**SUPPLIED MATERIAL**

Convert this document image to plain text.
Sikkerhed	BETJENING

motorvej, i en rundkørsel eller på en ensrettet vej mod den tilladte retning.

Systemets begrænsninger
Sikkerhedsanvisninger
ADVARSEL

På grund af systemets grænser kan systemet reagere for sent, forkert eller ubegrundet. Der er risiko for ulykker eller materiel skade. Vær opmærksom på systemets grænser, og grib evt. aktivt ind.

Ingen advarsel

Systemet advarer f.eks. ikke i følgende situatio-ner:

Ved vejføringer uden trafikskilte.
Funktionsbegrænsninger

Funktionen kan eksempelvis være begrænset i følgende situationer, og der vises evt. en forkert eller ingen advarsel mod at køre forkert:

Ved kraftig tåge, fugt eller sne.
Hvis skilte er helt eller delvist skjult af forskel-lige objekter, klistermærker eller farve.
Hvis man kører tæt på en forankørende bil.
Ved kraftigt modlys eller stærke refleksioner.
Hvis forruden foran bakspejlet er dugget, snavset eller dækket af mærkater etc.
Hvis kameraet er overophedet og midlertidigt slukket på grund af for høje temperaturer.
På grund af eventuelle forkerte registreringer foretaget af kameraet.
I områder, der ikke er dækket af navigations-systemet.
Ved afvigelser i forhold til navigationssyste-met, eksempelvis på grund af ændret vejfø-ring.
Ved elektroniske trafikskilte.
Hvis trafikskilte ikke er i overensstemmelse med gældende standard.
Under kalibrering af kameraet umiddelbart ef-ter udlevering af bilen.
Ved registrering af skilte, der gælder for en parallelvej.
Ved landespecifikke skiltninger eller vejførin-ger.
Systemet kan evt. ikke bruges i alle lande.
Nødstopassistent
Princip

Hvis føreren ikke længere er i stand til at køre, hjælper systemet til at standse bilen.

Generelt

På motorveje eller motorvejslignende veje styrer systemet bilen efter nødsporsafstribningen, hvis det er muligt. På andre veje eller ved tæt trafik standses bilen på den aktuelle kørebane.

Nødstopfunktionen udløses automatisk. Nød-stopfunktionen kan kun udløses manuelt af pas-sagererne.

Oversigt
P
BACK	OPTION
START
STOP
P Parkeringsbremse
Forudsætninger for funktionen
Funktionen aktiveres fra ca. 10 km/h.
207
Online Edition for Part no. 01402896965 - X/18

**TASK PROMPT**
Repeat every entry word for word.

**ANSWER TO THE EXERCISE**
Convert this document image to plain text.
Sikkerhed	BETJENING

motorvej, i en rundkørsel eller på en ensrettet vej mod den tilladte retning.

Systemets begrænsninger
Sikkerhedsanvisninger
ADVARSEL

På grund af systemets grænser kan systemet reagere for sent, forkert eller ubegrundet. Der er risiko for ulykker eller materiel skade. Vær opmærksom på systemets grænser, og grib evt. aktivt ind.

Ingen advarsel

Systemet advarer f.eks. ikke i følgende situatio-ner:

Ved vejføringer uden trafikskilte.
Funktionsbegrænsninger

Funktionen kan eksempelvis være begrænset i følgende situationer, og der vises evt. en forkert eller ingen advarsel mod at køre forkert:

Ved kraftig tåge, fugt eller sne.
Hvis skilte er helt eller delvist skjult af forskel-lige objekter, klistermærker eller farve.
Hvis man kører tæt på en forankørende bil.
Ved kraftigt modlys eller stærke refleksioner.
Hvis forruden foran bakspejlet er dugget, snavset eller dækket af mærkater etc.
Hvis kameraet er overophedet og midlertidigt slukket på grund af for høje temperaturer.
På grund af eventuelle forkerte registreringer foretaget af kameraet.
I områder, der ikke er dækket af navigations-systemet.
Ved afvigelser i forhold til navigationssyste-met, eksempelvis på grund af ændret vejfø-ring.
Ved elektroniske trafikskilte.
Hvis trafikskilte ikke er i overensstemmelse med gældende standard.
Under kalibrering af kameraet umiddelbart ef-ter udlevering af bilen.
Ved registrering af skilte, der gælder for en parallelvej.
Ved landespecifikke skiltninger eller vejførin-ger.
Systemet kan evt. ikke bruges i alle lande.
Nødstopassistent
Princip

Hvis føreren ikke længere er i stand til at køre, hjælper systemet til at standse bilen.

Generelt

På motorveje eller motorvejslignende veje styrer systemet bilen efter nødsporsafstribningen, hvis det er muligt. På andre veje eller ved tæt trafik standses bilen på den aktuelle kørebane.

Nødstopfunktionen udløses automatisk. Nød-stopfunktionen kan kun udløses manuelt af pas-sagererne.

Oversigt
P
BACK	OPTION
START
STOP
P Parkeringsbremse
Forudsætninger for funktionen
Funktionen aktiveres fra ca. 10 km/h.
207
Online Edition for Part no. 01402896965 - X/18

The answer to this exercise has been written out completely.